═══ THE DATA

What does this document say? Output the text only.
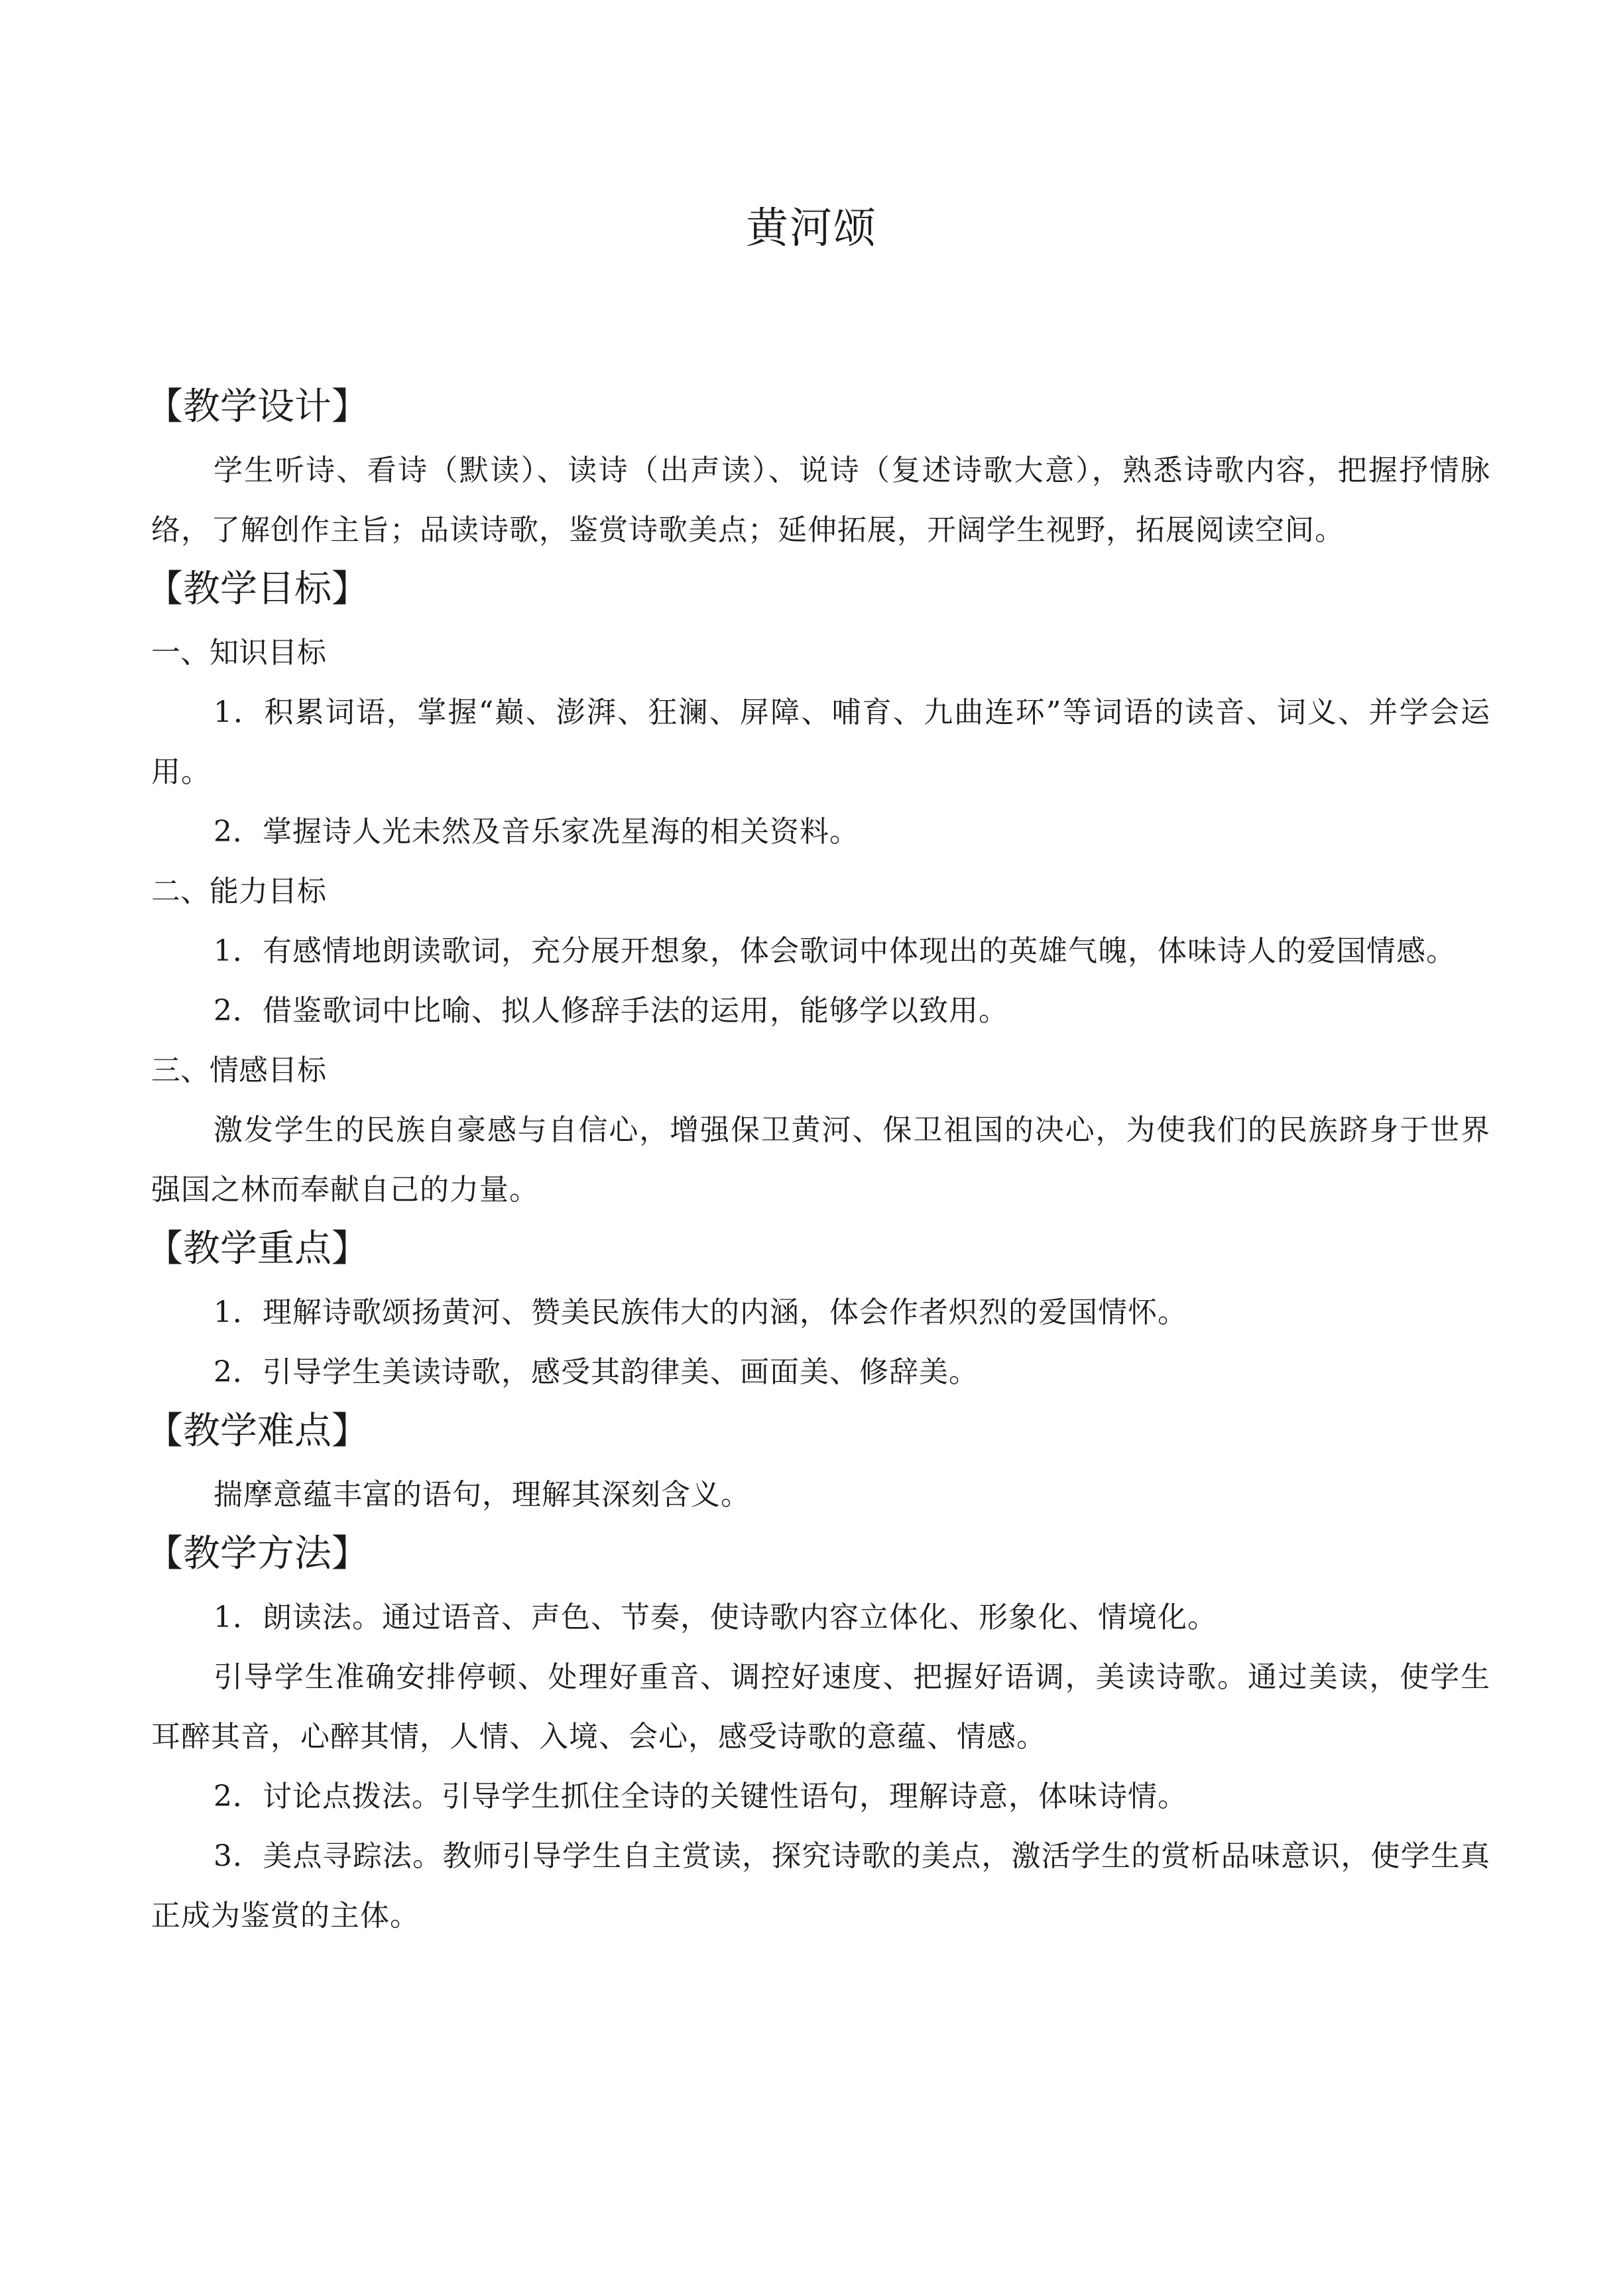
黄河颂
【教学设计】
学生听诗、看诗（默读）、读诗（出声读）、说诗（复述诗歌大意），熟悉诗歌内容，把握抒情脉络，了解创作主旨；品读诗歌，鉴赏诗歌美点；延伸拓展，开阔学生视野，拓展阅读空间。
【教学目标】
一、知识目标
1．积累词语，掌握“巅、澎湃、狂澜、屏障、哺育、九曲连环”等词语的读音、词义、并学会运用。
2．掌握诗人光未然及音乐家冼星海的相关资料。
二、能力目标
1．有感情地朗读歌词，充分展开想象，体会歌词中体现出的英雄气魄，体味诗人的爱国情感。
2．借鉴歌词中比喻、拟人修辞手法的运用，能够学以致用。
三、情感目标
激发学生的民族自豪感与自信心，增强保卫黄河、保卫祖国的决心，为使我们的民族跻身于世界强国之林而奉献自己的力量。
【教学重点】
1．理解诗歌颂扬黄河、赞美民族伟大的内涵，体会作者炽烈的爱国情怀。
2．引导学生美读诗歌，感受其韵律美、画面美、修辞美。
【教学难点】
揣摩意蕴丰富的语句，理解其深刻含义。
【教学方法】
1．朗读法。通过语音、声色、节奏，使诗歌内容立体化、形象化、情境化。
引导学生准确安排停顿、处理好重音、调控好速度、把握好语调，美读诗歌。通过美读，使学生耳醉其音，心醉其情，人情、入境、会心，感受诗歌的意蕴、情感。
2．讨论点拨法。引导学生抓住全诗的关键性语句，理解诗意，体味诗情。
3．美点寻踪法。教师引导学生自主赏读，探究诗歌的美点，激活学生的赏析品味意识，使学生真正成为鉴赏的主体。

══════

THE PROBLEM: Extract the full listing above verbatim; pictures are to be left out of the copy.

ANSWER TO THIS PROBLEM:
What does this document say? Output the text only.
黄河颂
【教学设计】
学生听诗、看诗（默读）、读诗（出声读）、说诗（复述诗歌大意），熟悉诗歌内容，把握抒情脉络，了解创作主旨；品读诗歌，鉴赏诗歌美点；延伸拓展，开阔学生视野，拓展阅读空间。
【教学目标】
一、知识目标
1．积累词语，掌握“巅、澎湃、狂澜、屏障、哺育、九曲连环”等词语的读音、词义、并学会运用。
2．掌握诗人光未然及音乐家冼星海的相关资料。
二、能力目标
1．有感情地朗读歌词，充分展开想象，体会歌词中体现出的英雄气魄，体味诗人的爱国情感。
2．借鉴歌词中比喻、拟人修辞手法的运用，能够学以致用。
三、情感目标
激发学生的民族自豪感与自信心，增强保卫黄河、保卫祖国的决心，为使我们的民族跻身于世界强国之林而奉献自己的力量。
【教学重点】
1．理解诗歌颂扬黄河、赞美民族伟大的内涵，体会作者炽烈的爱国情怀。
2．引导学生美读诗歌，感受其韵律美、画面美、修辞美。
【教学难点】
揣摩意蕴丰富的语句，理解其深刻含义。
【教学方法】
1．朗读法。通过语音、声色、节奏，使诗歌内容立体化、形象化、情境化。
引导学生准确安排停顿、处理好重音、调控好速度、把握好语调，美读诗歌。通过美读，使学生耳醉其音，心醉其情，人情、入境、会心，感受诗歌的意蕴、情感。
2．讨论点拨法。引导学生抓住全诗的关键性语句，理解诗意，体味诗情。
3．美点寻踪法。教师引导学生自主赏读，探究诗歌的美点，激活学生的赏析品味意识，使学生真正成为鉴赏的主体。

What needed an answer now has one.